-- Start AVAILABLE DATA --
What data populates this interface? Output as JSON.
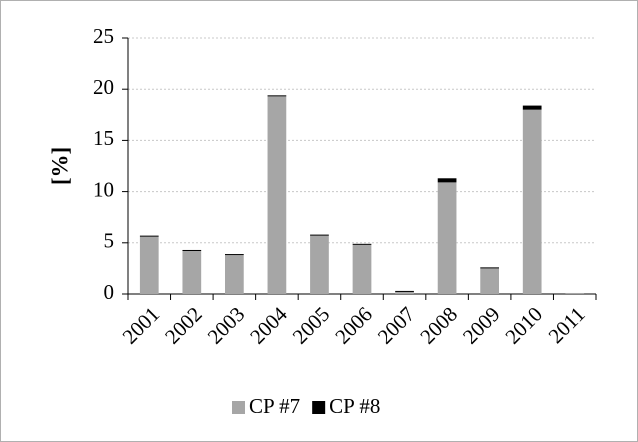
{
  "chart_data": {
    "type": "bar",
    "stacked": true,
    "ylabel": "[%]",
    "categories": [
      "2001",
      "2002",
      "2003",
      "2004",
      "2005",
      "2006",
      "2007",
      "2008",
      "2009",
      "2010",
      "2011"
    ],
    "series": [
      {
        "name": "CP #7",
        "color": "#a6a6a6",
        "values": [
          5.6,
          4.2,
          3.8,
          19.3,
          5.7,
          4.8,
          0.2,
          10.9,
          2.5,
          18.0,
          0.1
        ]
      },
      {
        "name": "CP #8",
        "color": "#000000",
        "values": [
          0.1,
          0.1,
          0.1,
          0.1,
          0.1,
          0.1,
          0.1,
          0.4,
          0.1,
          0.4,
          0
        ]
      }
    ],
    "ylim": [
      0,
      25
    ],
    "yticks": [
      0,
      5,
      10,
      15,
      20,
      25
    ],
    "grid": true,
    "legend": "bottom"
  }
}
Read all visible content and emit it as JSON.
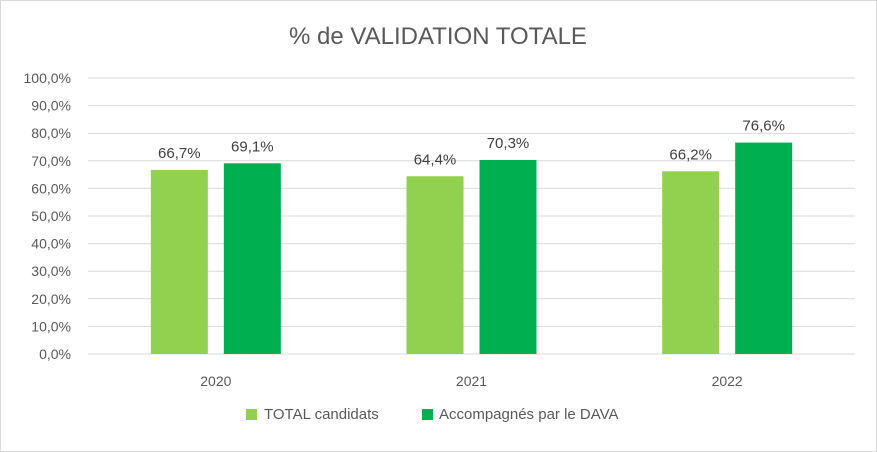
{
  "chart_data": {
    "type": "bar",
    "title": "% de VALIDATION TOTALE",
    "categories": [
      "2020",
      "2021",
      "2022"
    ],
    "series": [
      {
        "name": "TOTAL candidats",
        "values": [
          66.7,
          64.4,
          66.2
        ],
        "labels": [
          "66,7%",
          "64,4%",
          "66,2%"
        ],
        "color": "#92d050"
      },
      {
        "name": "Accompagnés par le DAVA",
        "values": [
          69.1,
          70.3,
          76.6
        ],
        "labels": [
          "69,1%",
          "70,3%",
          "76,6%"
        ],
        "color": "#00b050"
      }
    ],
    "ylim": [
      0,
      100
    ],
    "yticks": [
      0,
      10,
      20,
      30,
      40,
      50,
      60,
      70,
      80,
      90,
      100
    ],
    "ytick_labels": [
      "0,0%",
      "10,0%",
      "20,0%",
      "30,0%",
      "40,0%",
      "50,0%",
      "60,0%",
      "70,0%",
      "80,0%",
      "90,0%",
      "100,0%"
    ],
    "grid": true,
    "legend_position": "bottom"
  }
}
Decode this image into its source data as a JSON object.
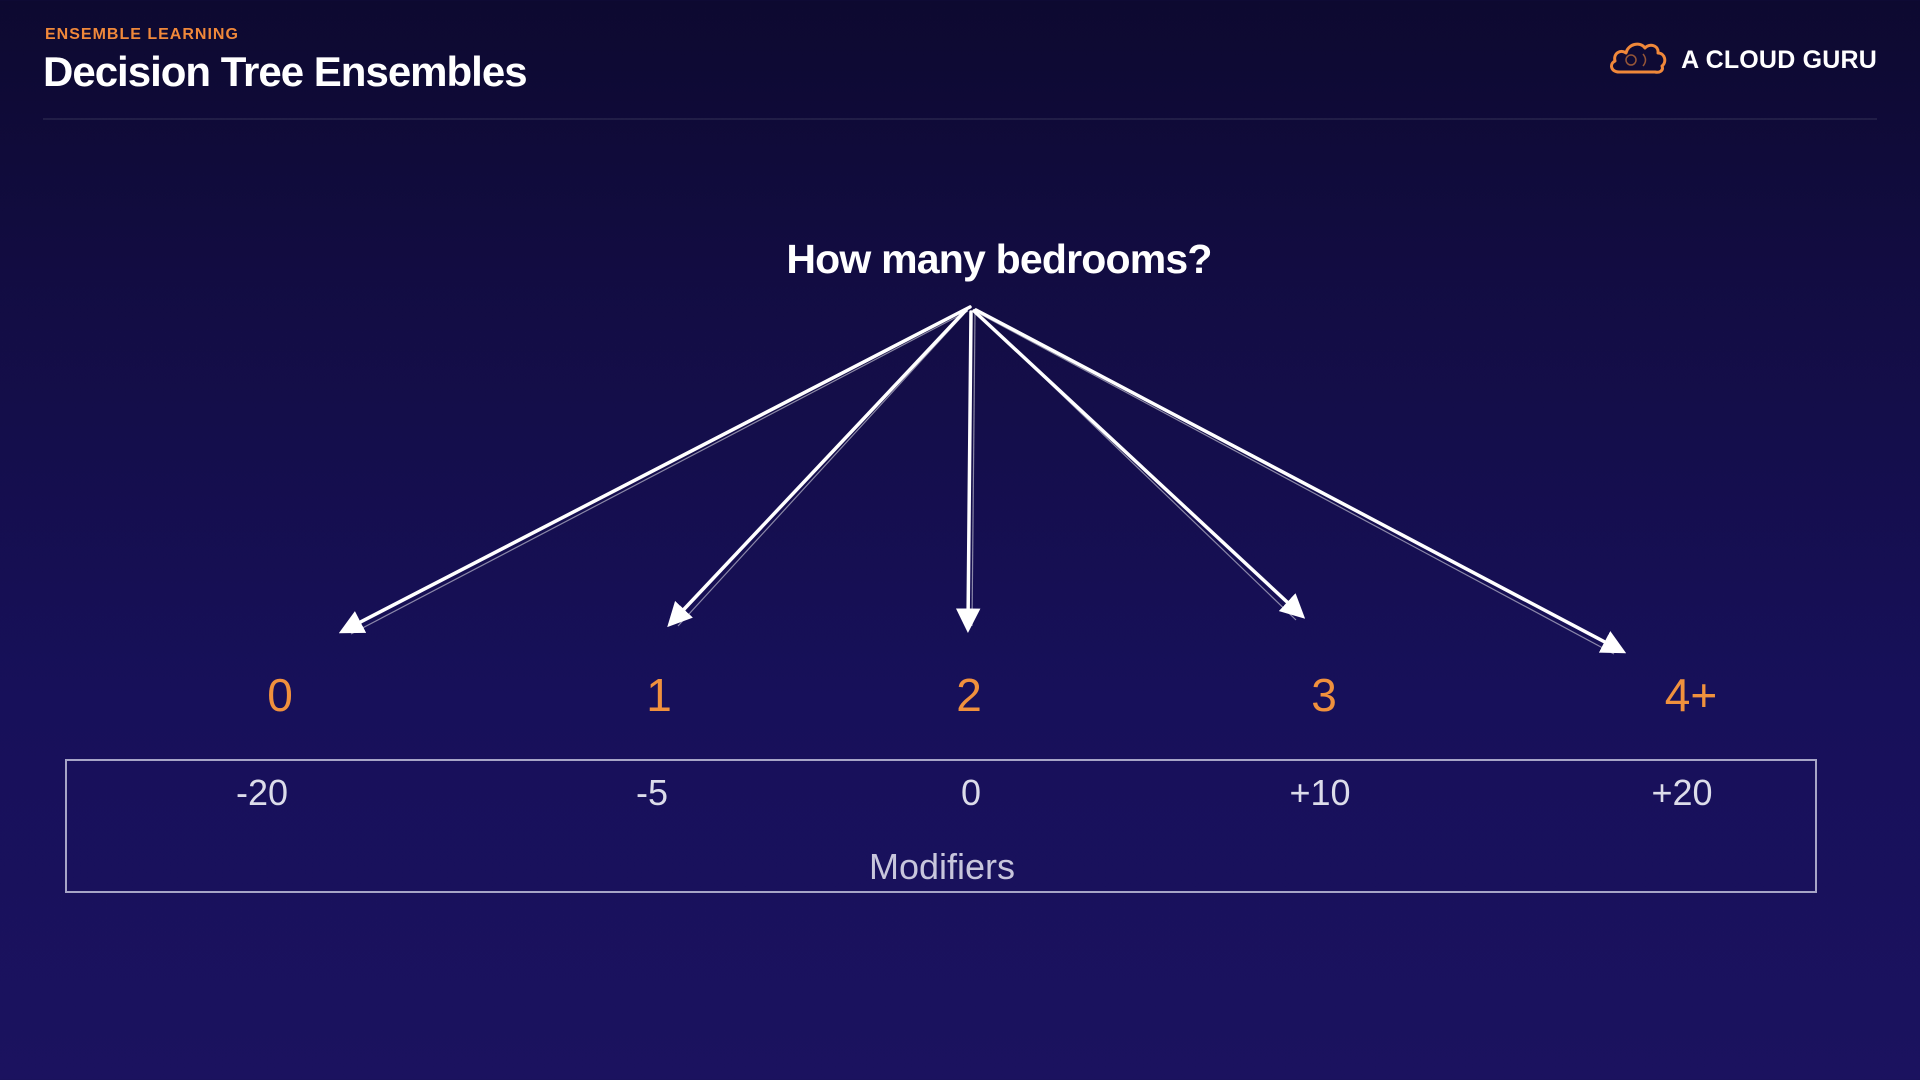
{
  "header": {
    "kicker": "ENSEMBLE LEARNING",
    "title": "Decision Tree Ensembles"
  },
  "brand": {
    "name": "A CLOUD GURU",
    "icon": "cloud-logo-icon",
    "accent_color": "#f0883a"
  },
  "diagram": {
    "question": "How many bedrooms?",
    "options": [
      "0",
      "1",
      "2",
      "3",
      "4+"
    ],
    "modifiers": [
      "-20",
      "-5",
      "0",
      "+10",
      "+20"
    ],
    "modifiers_label": "Modifiers",
    "option_color": "#f0913d",
    "arrow_color": "#ffffff"
  }
}
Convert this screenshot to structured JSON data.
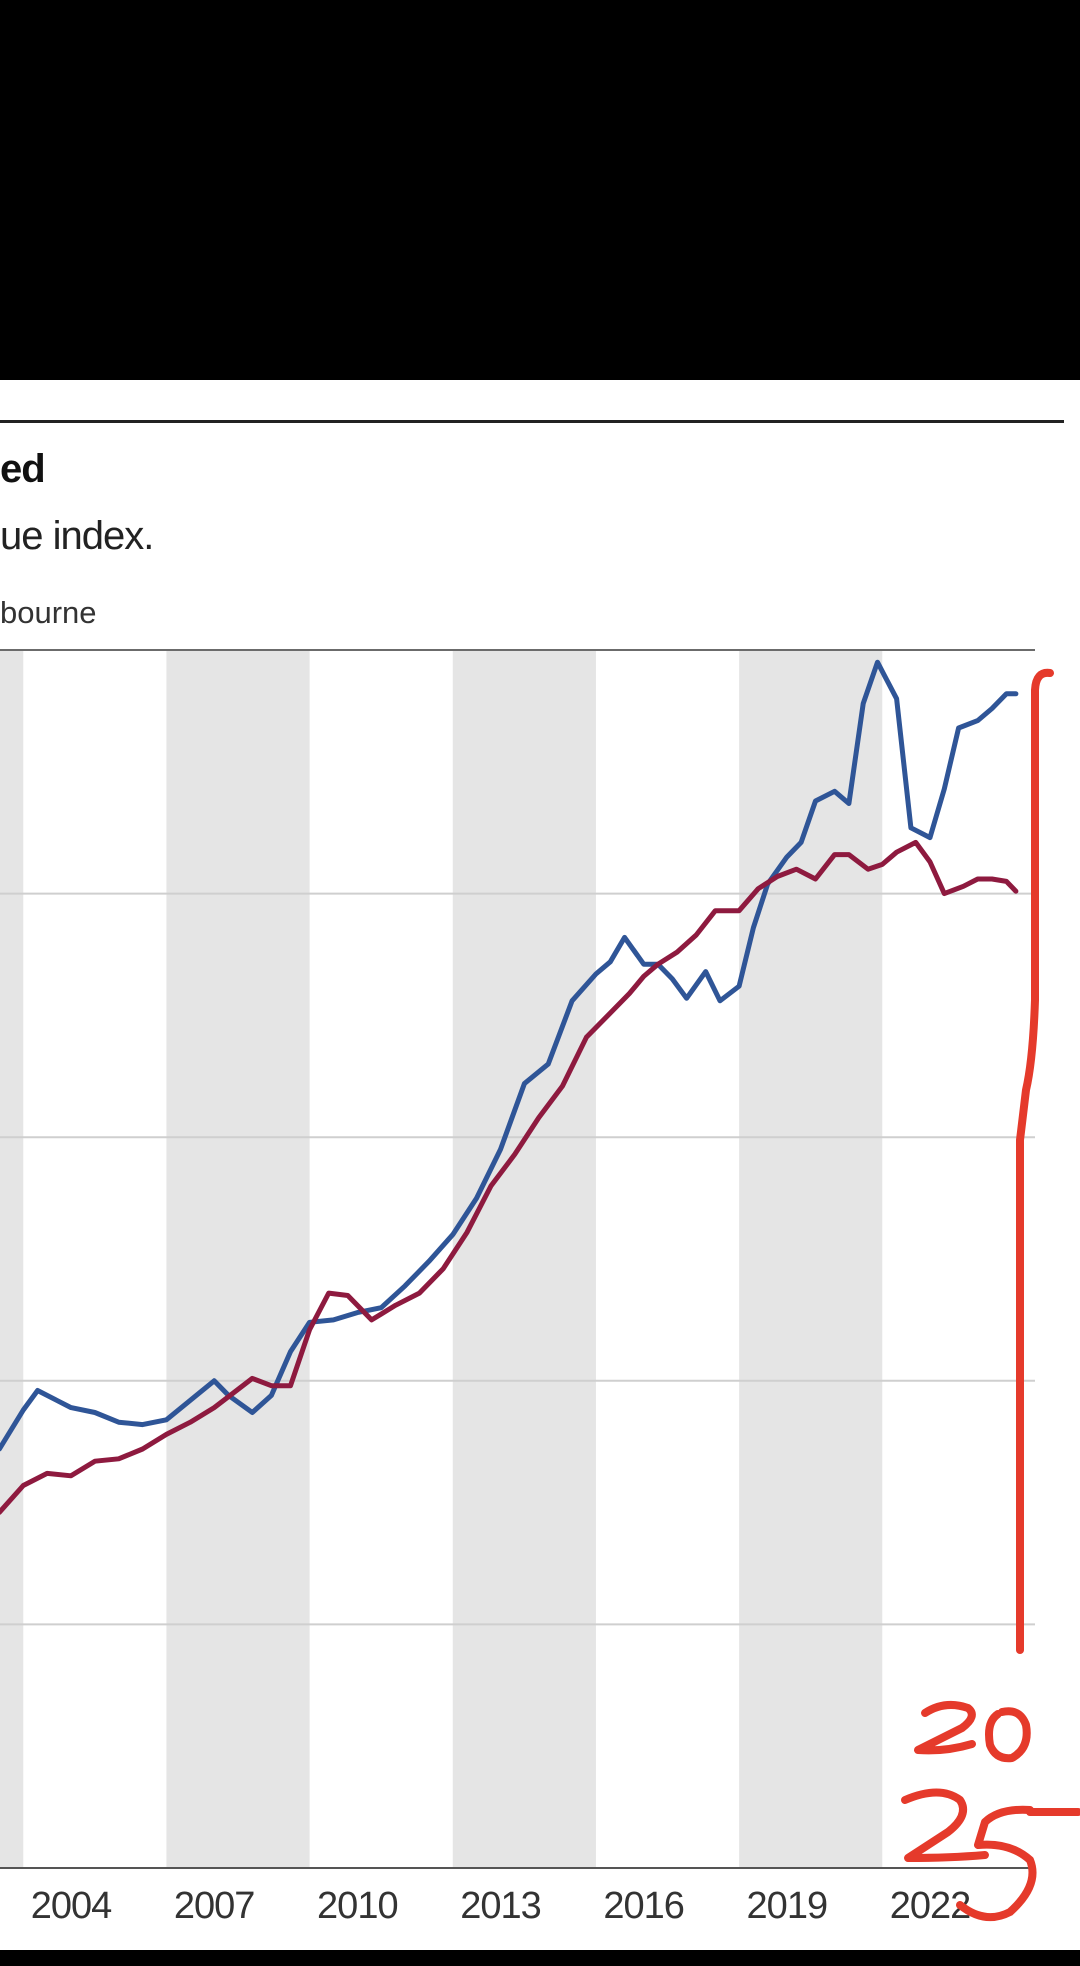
-- End AVAILABLE DATA --
THE TASK — Reproduce exactly, without any picture, the lines from the one bearing "Decode this image" to the last line of the records above.

TASK OUTPUT —
Decode this image into its source data as a JSON object.
{
  "header": {
    "kicker": "ENSEMBLE LEARNING",
    "title": "Decision Tree Ensembles"
  },
  "brand": {
    "name": "A CLOUD GURU",
    "icon": "cloud-logo-icon",
    "accent_color": "#f0883a"
  },
  "diagram": {
    "question": "How many bedrooms?",
    "options": [
      "0",
      "1",
      "2",
      "3",
      "4+"
    ],
    "modifiers": [
      "-20",
      "-5",
      "0",
      "+10",
      "+20"
    ],
    "modifiers_label": "Modifiers",
    "option_color": "#f0913d",
    "arrow_color": "#ffffff"
  }
}
Convert this screenshot to structured JSON data.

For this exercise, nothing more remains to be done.